▶ WORK TO DO: Locate every line below that contains the word "Hours" and copy it.

— Start of DATA TO USE —

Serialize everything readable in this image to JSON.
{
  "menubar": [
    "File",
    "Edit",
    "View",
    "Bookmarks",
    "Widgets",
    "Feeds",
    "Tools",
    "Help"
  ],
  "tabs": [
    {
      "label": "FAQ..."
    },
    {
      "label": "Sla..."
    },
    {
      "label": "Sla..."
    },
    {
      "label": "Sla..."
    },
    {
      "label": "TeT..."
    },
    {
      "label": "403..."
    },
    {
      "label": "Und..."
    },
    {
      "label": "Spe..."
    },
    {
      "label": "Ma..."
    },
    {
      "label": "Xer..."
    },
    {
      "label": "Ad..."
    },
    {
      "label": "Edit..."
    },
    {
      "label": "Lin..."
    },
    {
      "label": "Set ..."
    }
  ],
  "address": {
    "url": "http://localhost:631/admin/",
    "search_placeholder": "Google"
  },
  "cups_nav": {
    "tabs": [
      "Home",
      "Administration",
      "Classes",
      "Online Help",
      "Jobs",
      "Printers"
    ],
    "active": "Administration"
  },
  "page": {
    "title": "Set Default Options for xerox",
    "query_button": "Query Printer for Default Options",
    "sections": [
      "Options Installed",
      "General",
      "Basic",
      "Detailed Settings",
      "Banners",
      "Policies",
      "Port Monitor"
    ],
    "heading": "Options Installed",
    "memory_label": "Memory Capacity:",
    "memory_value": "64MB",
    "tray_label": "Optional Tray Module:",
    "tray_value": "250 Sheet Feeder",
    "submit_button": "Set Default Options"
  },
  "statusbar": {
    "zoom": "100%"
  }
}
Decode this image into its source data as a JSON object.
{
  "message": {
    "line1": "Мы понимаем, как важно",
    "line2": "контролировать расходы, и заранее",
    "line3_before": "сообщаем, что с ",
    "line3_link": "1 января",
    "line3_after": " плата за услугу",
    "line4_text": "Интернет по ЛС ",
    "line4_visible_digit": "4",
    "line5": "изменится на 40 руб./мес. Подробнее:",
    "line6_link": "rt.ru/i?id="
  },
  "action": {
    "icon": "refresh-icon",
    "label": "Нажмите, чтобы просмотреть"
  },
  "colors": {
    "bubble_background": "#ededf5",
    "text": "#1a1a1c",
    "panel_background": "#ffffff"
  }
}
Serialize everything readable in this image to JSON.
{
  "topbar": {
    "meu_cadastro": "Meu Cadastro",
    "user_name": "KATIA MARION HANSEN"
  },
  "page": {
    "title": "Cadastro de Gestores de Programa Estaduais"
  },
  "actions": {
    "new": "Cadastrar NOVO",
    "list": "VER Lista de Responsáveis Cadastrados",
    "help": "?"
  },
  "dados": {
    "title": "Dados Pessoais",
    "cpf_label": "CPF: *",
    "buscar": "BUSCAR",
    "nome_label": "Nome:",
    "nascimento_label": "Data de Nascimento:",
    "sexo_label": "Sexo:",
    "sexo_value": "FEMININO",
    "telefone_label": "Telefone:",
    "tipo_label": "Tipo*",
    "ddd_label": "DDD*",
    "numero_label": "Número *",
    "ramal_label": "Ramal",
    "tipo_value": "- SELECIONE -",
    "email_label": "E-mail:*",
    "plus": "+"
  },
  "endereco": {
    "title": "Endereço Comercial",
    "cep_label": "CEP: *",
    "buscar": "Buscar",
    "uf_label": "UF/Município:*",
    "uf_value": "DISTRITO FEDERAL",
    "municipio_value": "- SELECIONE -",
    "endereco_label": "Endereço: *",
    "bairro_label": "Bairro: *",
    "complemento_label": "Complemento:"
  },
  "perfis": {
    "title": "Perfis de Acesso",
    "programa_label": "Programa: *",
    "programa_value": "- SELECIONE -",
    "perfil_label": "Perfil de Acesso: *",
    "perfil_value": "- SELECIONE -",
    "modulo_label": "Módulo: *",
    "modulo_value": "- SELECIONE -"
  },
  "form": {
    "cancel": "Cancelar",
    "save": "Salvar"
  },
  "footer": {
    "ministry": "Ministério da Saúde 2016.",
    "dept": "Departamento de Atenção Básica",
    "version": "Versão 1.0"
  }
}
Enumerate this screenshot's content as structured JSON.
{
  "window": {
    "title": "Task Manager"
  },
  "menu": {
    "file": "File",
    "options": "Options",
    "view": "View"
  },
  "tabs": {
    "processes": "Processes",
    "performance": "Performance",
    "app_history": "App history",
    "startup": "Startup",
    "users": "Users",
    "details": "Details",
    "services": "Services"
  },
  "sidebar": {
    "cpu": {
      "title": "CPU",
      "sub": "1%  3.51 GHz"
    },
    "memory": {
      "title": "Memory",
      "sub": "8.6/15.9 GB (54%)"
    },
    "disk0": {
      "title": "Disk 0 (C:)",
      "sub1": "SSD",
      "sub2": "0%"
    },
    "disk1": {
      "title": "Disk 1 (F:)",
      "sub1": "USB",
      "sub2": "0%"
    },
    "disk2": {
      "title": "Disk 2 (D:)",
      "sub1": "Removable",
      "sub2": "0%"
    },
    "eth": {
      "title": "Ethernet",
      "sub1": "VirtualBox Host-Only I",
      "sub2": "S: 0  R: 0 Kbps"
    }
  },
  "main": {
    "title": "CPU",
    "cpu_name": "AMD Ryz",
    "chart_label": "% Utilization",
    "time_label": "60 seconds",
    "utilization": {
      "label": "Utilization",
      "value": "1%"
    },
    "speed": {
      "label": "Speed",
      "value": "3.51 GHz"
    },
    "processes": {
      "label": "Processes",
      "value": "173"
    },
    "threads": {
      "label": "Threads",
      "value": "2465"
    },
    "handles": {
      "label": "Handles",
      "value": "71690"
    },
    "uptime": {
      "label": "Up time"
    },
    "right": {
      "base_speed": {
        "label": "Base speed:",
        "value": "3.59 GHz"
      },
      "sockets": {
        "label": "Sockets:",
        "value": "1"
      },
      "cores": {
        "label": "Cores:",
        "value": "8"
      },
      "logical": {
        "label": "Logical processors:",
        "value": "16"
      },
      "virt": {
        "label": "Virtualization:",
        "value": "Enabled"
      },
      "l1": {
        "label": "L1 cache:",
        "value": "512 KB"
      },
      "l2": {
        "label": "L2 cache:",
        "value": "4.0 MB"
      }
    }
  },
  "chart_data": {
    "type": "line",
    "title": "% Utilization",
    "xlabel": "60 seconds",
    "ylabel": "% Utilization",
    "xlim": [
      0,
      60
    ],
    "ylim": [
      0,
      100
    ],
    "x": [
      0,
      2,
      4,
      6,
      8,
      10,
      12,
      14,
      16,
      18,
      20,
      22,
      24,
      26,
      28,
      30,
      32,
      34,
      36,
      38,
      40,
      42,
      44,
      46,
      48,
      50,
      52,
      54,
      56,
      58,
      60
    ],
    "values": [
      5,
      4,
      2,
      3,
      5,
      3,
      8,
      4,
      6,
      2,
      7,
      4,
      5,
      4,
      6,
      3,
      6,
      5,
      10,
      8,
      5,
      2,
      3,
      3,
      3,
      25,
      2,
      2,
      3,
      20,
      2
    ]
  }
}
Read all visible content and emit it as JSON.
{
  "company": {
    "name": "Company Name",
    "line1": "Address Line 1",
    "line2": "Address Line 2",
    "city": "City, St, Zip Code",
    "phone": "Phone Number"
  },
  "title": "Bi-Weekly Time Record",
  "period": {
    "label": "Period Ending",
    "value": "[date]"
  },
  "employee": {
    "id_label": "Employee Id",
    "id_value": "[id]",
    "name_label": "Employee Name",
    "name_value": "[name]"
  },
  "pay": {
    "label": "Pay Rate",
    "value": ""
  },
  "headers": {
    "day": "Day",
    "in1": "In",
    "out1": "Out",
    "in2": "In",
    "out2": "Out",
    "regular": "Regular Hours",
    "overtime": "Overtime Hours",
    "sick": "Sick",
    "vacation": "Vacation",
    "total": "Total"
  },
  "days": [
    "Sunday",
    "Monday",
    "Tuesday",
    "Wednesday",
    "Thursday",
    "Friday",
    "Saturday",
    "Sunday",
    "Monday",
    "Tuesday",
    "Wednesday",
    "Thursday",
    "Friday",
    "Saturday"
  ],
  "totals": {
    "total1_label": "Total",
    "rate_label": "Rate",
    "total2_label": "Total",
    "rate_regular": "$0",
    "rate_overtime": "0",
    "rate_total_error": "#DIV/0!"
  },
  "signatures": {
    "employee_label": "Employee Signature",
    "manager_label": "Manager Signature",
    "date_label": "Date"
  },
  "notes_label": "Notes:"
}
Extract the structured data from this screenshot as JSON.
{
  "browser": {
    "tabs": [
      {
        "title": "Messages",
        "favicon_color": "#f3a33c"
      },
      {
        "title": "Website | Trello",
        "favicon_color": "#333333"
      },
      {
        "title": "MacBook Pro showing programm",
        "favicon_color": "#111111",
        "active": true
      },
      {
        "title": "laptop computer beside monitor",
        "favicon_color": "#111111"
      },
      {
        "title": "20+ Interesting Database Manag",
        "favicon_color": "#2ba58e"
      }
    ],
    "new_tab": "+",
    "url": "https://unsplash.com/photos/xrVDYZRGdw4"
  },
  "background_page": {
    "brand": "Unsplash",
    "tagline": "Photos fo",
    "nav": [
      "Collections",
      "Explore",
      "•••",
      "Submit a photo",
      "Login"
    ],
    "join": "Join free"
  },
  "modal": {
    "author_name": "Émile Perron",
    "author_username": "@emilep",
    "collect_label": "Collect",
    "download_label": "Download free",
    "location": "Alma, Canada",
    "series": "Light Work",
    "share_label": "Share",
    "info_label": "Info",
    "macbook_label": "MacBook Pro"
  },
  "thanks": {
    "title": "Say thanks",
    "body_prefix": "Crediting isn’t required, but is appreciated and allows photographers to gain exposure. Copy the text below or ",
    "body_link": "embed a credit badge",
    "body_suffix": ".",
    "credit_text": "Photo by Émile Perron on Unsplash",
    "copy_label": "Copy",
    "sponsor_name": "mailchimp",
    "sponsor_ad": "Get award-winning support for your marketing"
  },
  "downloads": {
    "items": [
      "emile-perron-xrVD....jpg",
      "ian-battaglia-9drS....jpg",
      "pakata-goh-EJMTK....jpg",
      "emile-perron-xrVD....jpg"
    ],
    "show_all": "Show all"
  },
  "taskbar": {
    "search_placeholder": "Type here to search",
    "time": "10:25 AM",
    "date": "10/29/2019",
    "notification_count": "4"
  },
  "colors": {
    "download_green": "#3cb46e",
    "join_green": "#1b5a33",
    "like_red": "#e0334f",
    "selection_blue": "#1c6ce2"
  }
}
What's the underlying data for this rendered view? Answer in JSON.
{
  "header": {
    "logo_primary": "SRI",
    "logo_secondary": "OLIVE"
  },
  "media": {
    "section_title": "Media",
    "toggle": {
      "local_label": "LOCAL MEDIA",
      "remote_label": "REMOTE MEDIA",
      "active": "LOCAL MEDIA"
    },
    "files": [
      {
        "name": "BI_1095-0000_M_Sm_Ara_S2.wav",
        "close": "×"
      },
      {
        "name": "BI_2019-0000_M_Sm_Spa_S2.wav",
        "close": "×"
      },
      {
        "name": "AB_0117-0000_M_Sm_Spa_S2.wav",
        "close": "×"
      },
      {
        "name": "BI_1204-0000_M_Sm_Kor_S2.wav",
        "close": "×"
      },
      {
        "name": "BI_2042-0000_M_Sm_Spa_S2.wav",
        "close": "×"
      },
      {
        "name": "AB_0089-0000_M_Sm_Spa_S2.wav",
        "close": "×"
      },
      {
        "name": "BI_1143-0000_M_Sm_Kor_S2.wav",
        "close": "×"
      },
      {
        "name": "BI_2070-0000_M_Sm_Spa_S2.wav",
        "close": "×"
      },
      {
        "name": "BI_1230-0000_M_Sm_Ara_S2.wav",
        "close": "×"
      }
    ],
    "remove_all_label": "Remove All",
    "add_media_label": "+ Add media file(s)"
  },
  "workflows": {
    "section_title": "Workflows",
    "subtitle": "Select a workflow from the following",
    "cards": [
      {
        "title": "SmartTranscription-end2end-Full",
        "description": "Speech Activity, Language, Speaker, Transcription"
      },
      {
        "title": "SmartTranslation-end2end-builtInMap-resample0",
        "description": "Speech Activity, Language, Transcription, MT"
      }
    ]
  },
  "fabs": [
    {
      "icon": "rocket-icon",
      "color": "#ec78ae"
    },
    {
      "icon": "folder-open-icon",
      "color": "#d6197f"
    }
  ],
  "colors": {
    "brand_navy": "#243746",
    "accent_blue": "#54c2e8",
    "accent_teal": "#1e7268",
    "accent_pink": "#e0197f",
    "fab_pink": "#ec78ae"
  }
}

— End of DATA TO USE —

▶ EXERCISE RESULT:
    "regular": "Regular Hours",
    "overtime": "Overtime Hours",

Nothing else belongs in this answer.